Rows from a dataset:
Begin
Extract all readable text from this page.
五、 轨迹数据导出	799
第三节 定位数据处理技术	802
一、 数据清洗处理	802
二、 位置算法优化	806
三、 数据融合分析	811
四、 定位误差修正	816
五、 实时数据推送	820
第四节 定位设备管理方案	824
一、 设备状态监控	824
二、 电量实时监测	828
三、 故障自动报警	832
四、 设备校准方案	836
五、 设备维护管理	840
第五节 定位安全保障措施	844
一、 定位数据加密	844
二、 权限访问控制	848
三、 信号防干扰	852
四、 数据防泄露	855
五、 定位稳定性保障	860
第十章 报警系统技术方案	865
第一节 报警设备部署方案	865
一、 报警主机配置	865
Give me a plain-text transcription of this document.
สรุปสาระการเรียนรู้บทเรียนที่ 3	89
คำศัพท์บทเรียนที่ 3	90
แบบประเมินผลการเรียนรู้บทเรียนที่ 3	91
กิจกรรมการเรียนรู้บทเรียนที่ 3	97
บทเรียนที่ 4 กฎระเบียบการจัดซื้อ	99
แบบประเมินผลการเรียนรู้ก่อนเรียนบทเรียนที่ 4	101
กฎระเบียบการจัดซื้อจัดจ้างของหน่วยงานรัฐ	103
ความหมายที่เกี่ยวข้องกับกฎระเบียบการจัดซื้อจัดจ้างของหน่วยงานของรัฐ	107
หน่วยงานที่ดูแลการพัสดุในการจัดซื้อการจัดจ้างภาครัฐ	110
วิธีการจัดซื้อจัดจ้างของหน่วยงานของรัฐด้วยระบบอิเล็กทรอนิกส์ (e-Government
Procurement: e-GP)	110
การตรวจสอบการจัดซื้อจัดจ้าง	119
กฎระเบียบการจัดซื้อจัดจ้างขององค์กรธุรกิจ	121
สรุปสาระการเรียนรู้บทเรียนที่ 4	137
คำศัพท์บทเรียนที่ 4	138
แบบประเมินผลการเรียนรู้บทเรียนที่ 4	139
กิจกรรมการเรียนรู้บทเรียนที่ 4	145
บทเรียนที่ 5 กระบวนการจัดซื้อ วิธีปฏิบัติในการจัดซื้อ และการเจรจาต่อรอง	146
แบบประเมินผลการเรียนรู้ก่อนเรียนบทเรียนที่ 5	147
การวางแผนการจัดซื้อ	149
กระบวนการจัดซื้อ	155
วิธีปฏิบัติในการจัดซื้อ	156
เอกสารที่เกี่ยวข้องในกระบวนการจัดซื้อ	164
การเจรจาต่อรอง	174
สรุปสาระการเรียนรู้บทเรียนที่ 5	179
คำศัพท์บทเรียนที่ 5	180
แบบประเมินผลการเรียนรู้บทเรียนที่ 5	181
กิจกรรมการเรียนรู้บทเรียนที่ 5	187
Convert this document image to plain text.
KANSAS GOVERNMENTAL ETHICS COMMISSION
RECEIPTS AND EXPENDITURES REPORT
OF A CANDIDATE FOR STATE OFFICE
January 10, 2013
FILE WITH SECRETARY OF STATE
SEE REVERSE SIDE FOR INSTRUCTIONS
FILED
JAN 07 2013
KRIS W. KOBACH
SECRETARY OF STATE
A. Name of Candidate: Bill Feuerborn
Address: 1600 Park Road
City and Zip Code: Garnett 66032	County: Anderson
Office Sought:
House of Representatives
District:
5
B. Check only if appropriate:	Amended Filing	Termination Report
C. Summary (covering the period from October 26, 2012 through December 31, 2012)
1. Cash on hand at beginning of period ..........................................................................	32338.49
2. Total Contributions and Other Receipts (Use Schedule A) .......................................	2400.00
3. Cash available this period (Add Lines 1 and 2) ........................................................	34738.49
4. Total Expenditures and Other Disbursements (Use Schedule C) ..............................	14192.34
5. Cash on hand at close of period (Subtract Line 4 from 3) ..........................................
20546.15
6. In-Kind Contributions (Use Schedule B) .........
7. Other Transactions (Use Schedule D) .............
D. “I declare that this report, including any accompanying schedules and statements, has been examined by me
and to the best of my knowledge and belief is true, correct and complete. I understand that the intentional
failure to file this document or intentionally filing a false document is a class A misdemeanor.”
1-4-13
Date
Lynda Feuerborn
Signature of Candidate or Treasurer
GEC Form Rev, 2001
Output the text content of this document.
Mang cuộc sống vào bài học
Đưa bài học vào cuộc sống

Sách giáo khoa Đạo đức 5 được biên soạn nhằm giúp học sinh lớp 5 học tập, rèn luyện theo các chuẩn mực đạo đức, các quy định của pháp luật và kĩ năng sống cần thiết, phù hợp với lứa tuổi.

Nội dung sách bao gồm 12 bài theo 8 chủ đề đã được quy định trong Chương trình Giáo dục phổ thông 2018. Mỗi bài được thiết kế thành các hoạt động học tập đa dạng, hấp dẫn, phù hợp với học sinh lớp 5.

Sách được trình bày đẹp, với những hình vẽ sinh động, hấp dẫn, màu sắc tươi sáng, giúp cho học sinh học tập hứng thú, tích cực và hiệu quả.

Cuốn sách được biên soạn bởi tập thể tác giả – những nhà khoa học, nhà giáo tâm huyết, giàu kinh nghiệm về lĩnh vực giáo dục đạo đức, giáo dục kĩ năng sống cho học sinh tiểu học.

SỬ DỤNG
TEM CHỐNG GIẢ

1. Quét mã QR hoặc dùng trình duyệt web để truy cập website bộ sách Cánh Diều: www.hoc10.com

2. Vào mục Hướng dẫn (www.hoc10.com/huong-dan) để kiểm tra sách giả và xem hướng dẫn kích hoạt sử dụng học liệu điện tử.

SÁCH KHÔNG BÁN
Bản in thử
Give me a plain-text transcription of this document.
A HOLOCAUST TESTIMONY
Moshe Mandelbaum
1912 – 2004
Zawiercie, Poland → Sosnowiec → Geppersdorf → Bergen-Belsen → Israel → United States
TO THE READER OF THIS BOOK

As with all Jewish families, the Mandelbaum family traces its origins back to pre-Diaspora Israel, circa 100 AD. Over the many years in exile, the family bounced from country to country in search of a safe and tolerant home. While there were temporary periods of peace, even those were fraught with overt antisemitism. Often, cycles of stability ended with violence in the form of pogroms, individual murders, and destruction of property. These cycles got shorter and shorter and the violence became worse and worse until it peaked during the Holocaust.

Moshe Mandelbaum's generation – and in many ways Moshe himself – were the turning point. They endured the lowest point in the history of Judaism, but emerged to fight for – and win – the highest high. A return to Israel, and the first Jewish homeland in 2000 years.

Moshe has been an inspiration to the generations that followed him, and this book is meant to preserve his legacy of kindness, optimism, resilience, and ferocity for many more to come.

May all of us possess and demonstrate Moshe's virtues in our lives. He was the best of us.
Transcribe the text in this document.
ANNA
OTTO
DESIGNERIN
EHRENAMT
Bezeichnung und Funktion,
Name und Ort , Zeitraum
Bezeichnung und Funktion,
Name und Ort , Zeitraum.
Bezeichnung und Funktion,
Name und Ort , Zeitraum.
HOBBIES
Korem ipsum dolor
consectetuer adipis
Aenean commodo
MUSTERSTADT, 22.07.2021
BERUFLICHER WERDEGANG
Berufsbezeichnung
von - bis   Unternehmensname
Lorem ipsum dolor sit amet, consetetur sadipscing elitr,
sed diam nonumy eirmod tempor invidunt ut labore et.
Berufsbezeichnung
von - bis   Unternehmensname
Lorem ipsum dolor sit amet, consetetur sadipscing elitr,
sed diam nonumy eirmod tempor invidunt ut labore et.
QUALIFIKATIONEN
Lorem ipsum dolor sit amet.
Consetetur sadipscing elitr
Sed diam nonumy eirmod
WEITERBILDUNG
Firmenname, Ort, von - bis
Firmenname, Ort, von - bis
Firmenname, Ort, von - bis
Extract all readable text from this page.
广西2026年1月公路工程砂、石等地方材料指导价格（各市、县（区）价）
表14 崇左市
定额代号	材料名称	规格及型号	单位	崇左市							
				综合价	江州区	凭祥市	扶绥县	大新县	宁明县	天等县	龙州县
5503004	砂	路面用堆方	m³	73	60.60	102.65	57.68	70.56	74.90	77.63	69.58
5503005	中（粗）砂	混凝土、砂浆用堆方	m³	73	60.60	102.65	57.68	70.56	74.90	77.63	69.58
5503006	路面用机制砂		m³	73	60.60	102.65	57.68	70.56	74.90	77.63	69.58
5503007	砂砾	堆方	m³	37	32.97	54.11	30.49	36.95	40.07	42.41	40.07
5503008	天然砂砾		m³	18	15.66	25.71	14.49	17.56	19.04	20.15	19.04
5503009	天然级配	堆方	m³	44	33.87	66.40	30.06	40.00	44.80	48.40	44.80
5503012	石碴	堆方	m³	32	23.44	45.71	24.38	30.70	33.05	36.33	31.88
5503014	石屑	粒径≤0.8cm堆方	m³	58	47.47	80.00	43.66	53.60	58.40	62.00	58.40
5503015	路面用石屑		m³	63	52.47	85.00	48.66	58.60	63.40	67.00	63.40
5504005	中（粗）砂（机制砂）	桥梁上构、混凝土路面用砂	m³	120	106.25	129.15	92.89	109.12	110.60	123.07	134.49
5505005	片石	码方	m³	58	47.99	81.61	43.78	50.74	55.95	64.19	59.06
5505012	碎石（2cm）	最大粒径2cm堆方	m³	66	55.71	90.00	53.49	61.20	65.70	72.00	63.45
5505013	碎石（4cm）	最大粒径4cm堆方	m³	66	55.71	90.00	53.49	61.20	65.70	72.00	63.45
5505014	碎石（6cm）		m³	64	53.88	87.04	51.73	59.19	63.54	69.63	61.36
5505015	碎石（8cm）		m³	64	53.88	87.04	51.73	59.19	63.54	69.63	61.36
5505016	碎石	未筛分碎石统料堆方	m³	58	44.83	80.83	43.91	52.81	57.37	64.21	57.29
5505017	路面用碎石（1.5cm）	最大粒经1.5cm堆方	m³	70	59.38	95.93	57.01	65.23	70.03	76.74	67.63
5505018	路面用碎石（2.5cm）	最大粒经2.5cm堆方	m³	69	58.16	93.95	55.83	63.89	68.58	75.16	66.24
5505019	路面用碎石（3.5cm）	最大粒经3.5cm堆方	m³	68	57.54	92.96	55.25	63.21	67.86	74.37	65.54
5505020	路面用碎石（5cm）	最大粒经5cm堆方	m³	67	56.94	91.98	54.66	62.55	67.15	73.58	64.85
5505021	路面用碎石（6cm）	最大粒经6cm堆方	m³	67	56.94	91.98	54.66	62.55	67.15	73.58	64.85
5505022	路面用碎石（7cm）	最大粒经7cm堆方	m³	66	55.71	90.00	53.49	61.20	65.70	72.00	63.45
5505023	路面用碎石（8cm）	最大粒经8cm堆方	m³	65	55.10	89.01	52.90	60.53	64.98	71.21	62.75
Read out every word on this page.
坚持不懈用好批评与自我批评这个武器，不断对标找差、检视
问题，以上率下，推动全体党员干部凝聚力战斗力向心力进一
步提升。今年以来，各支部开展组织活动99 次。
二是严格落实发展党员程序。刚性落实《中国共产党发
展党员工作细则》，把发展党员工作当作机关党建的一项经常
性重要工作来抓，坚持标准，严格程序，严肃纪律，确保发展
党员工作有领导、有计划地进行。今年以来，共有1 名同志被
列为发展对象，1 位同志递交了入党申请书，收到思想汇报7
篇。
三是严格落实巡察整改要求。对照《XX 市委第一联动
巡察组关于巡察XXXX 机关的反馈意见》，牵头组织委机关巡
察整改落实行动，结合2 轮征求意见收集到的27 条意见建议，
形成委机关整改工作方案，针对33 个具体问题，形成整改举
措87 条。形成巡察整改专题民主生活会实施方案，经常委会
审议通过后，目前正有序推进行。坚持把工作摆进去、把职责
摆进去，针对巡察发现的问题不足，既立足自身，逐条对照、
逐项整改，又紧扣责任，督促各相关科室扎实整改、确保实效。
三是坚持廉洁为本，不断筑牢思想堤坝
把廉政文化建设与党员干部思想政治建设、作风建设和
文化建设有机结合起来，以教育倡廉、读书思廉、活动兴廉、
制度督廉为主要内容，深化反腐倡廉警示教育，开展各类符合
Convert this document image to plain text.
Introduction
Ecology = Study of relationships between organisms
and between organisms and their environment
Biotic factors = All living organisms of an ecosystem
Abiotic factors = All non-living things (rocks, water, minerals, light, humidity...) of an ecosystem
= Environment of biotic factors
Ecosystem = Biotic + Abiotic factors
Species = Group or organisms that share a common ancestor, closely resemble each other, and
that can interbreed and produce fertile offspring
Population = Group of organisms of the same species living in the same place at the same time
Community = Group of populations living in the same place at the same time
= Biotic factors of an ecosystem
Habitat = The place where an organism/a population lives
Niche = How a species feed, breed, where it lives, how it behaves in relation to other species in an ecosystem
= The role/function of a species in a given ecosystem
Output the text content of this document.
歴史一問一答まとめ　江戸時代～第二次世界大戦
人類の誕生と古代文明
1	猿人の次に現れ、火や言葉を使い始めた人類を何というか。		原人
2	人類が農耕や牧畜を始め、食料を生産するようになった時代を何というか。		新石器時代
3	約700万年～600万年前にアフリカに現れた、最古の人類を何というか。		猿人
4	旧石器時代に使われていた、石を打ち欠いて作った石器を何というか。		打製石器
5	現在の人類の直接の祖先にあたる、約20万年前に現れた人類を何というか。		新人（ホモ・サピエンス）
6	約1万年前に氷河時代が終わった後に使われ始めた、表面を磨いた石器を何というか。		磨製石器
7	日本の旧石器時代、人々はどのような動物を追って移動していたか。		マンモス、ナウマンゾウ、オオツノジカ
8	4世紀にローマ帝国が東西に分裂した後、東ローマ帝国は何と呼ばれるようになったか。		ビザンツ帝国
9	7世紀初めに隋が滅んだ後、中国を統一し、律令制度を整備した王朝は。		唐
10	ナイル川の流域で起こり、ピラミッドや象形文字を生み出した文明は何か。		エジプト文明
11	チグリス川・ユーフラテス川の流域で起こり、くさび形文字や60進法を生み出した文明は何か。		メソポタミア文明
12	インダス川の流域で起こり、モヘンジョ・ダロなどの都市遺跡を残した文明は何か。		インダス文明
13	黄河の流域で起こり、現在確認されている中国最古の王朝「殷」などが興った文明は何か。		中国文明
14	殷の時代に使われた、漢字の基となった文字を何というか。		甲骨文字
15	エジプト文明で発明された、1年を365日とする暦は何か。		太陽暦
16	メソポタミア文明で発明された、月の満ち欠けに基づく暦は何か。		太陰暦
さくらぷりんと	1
End
Given request:
Gather each line from the entries above that includes the word "trình".

Solved problem:
Nội dung sách bao gồm 12 bài theo 8 chủ đề đã được quy định trong Chương trình Giáo dục phổ thông 2018. Mỗi bài được thiết kế thành các hoạt động học tập đa dạng, hấp dẫn, phù hợp với học sinh lớp 5.
Sách được trình bày đẹp, với những hình vẽ sinh động, hấp dẫn, màu sắc tươi sáng, giúp cho học sinh học tập hứng thú, tích cực và hiệu quả.
1. Quét mã QR hoặc dùng trình duyệt web để truy cập website bộ sách Cánh Diều: www.hoc10.com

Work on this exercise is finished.